Stored items
□ □ □

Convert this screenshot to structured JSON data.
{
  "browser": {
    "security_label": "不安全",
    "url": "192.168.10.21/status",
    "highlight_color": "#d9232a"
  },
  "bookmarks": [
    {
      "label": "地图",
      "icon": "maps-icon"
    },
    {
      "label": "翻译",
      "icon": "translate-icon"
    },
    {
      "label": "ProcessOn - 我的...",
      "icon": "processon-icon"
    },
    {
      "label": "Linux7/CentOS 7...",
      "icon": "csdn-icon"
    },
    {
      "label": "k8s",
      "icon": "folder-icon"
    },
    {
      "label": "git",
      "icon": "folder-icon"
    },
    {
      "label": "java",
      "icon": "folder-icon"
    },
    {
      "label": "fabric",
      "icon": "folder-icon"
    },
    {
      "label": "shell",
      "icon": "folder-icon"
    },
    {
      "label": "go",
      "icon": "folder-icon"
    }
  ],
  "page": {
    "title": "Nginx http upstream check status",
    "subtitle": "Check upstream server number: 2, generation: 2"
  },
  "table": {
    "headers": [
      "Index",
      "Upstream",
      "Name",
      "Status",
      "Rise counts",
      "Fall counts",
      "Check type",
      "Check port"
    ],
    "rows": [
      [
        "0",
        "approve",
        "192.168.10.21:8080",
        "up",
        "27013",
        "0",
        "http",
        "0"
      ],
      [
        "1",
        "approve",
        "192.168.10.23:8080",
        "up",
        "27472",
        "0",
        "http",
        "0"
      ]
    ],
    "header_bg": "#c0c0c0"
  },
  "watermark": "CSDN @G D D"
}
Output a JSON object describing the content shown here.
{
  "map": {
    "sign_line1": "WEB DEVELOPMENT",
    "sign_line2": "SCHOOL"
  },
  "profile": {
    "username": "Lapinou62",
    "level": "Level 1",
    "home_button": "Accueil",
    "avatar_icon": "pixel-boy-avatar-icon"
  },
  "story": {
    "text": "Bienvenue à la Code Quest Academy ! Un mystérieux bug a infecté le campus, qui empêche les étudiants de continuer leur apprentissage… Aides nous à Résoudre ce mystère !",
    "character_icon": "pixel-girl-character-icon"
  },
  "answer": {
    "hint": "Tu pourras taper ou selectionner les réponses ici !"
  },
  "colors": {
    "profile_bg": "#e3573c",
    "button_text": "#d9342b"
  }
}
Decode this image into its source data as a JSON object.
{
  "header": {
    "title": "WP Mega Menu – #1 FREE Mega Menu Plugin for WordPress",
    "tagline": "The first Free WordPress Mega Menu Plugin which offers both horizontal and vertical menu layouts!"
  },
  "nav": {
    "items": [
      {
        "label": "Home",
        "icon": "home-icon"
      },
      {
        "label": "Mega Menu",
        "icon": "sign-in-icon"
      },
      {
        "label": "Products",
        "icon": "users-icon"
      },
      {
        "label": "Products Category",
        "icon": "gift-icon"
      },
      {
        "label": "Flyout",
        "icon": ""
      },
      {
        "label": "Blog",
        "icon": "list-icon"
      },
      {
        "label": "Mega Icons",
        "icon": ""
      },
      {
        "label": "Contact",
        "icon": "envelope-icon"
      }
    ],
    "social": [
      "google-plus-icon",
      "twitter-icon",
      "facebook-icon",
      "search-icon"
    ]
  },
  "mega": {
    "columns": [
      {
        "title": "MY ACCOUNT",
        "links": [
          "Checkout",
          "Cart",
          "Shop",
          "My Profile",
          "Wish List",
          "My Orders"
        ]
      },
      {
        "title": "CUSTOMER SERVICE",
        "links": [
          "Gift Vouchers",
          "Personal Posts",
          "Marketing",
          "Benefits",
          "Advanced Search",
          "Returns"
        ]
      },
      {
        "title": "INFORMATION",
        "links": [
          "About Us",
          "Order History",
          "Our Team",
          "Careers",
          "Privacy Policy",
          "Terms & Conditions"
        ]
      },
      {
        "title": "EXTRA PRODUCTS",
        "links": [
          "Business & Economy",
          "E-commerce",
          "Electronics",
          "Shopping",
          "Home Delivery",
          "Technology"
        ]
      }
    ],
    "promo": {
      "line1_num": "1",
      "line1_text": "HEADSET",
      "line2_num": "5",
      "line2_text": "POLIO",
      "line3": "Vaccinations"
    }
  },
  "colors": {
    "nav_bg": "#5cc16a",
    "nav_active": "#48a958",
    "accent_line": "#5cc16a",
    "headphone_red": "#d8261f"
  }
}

□ □ □

*EXERCISE REQUIREMENTS:* Extract the whole listing, character for character.

*TASK OUTPUT:*
Convert this screenshot to structured JSON data.
{
  "browser": {
    "security_label": "不安全",
    "url": "192.168.10.21/status",
    "highlight_color": "#d9232a"
  },
  "bookmarks": [
    {
      "label": "地图",
      "icon": "maps-icon"
    },
    {
      "label": "翻译",
      "icon": "translate-icon"
    },
    {
      "label": "ProcessOn - 我的...",
      "icon": "processon-icon"
    },
    {
      "label": "Linux7/CentOS 7...",
      "icon": "csdn-icon"
    },
    {
      "label": "k8s",
      "icon": "folder-icon"
    },
    {
      "label": "git",
      "icon": "folder-icon"
    },
    {
      "label": "java",
      "icon": "folder-icon"
    },
    {
      "label": "fabric",
      "icon": "folder-icon"
    },
    {
      "label": "shell",
      "icon": "folder-icon"
    },
    {
      "label": "go",
      "icon": "folder-icon"
    }
  ],
  "page": {
    "title": "Nginx http upstream check status",
    "subtitle": "Check upstream server number: 2, generation: 2"
  },
  "table": {
    "headers": [
      "Index",
      "Upstream",
      "Name",
      "Status",
      "Rise counts",
      "Fall counts",
      "Check type",
      "Check port"
    ],
    "rows": [
      [
        "0",
        "approve",
        "192.168.10.21:8080",
        "up",
        "27013",
        "0",
        "http",
        "0"
      ],
      [
        "1",
        "approve",
        "192.168.10.23:8080",
        "up",
        "27472",
        "0",
        "http",
        "0"
      ]
    ],
    "header_bg": "#c0c0c0"
  },
  "watermark": "CSDN @G D D"
}
Output a JSON object describing the content shown here.
{
  "map": {
    "sign_line1": "WEB DEVELOPMENT",
    "sign_line2": "SCHOOL"
  },
  "profile": {
    "username": "Lapinou62",
    "level": "Level 1",
    "home_button": "Accueil",
    "avatar_icon": "pixel-boy-avatar-icon"
  },
  "story": {
    "text": "Bienvenue à la Code Quest Academy ! Un mystérieux bug a infecté le campus, qui empêche les étudiants de continuer leur apprentissage… Aides nous à Résoudre ce mystère !",
    "character_icon": "pixel-girl-character-icon"
  },
  "answer": {
    "hint": "Tu pourras taper ou selectionner les réponses ici !"
  },
  "colors": {
    "profile_bg": "#e3573c",
    "button_text": "#d9342b"
  }
}
Decode this image into its source data as a JSON object.
{
  "header": {
    "title": "WP Mega Menu – #1 FREE Mega Menu Plugin for WordPress",
    "tagline": "The first Free WordPress Mega Menu Plugin which offers both horizontal and vertical menu layouts!"
  },
  "nav": {
    "items": [
      {
        "label": "Home",
        "icon": "home-icon"
      },
      {
        "label": "Mega Menu",
        "icon": "sign-in-icon"
      },
      {
        "label": "Products",
        "icon": "users-icon"
      },
      {
        "label": "Products Category",
        "icon": "gift-icon"
      },
      {
        "label": "Flyout",
        "icon": ""
      },
      {
        "label": "Blog",
        "icon": "list-icon"
      },
      {
        "label": "Mega Icons",
        "icon": ""
      },
      {
        "label": "Contact",
        "icon": "envelope-icon"
      }
    ],
    "social": [
      "google-plus-icon",
      "twitter-icon",
      "facebook-icon",
      "search-icon"
    ]
  },
  "mega": {
    "columns": [
      {
        "title": "MY ACCOUNT",
        "links": [
          "Checkout",
          "Cart",
          "Shop",
          "My Profile",
          "Wish List",
          "My Orders"
        ]
      },
      {
        "title": "CUSTOMER SERVICE",
        "links": [
          "Gift Vouchers",
          "Personal Posts",
          "Marketing",
          "Benefits",
          "Advanced Search",
          "Returns"
        ]
      },
      {
        "title": "INFORMATION",
        "links": [
          "About Us",
          "Order History",
          "Our Team",
          "Careers",
          "Privacy Policy",
          "Terms & Conditions"
        ]
      },
      {
        "title": "EXTRA PRODUCTS",
        "links": [
          "Business & Economy",
          "E-commerce",
          "Electronics",
          "Shopping",
          "Home Delivery",
          "Technology"
        ]
      }
    ],
    "promo": {
      "line1_num": "1",
      "line1_text": "HEADSET",
      "line2_num": "5",
      "line2_text": "POLIO",
      "line3": "Vaccinations"
    }
  },
  "colors": {
    "nav_bg": "#5cc16a",
    "nav_active": "#48a958",
    "accent_line": "#5cc16a",
    "headphone_red": "#d8261f"
  }
}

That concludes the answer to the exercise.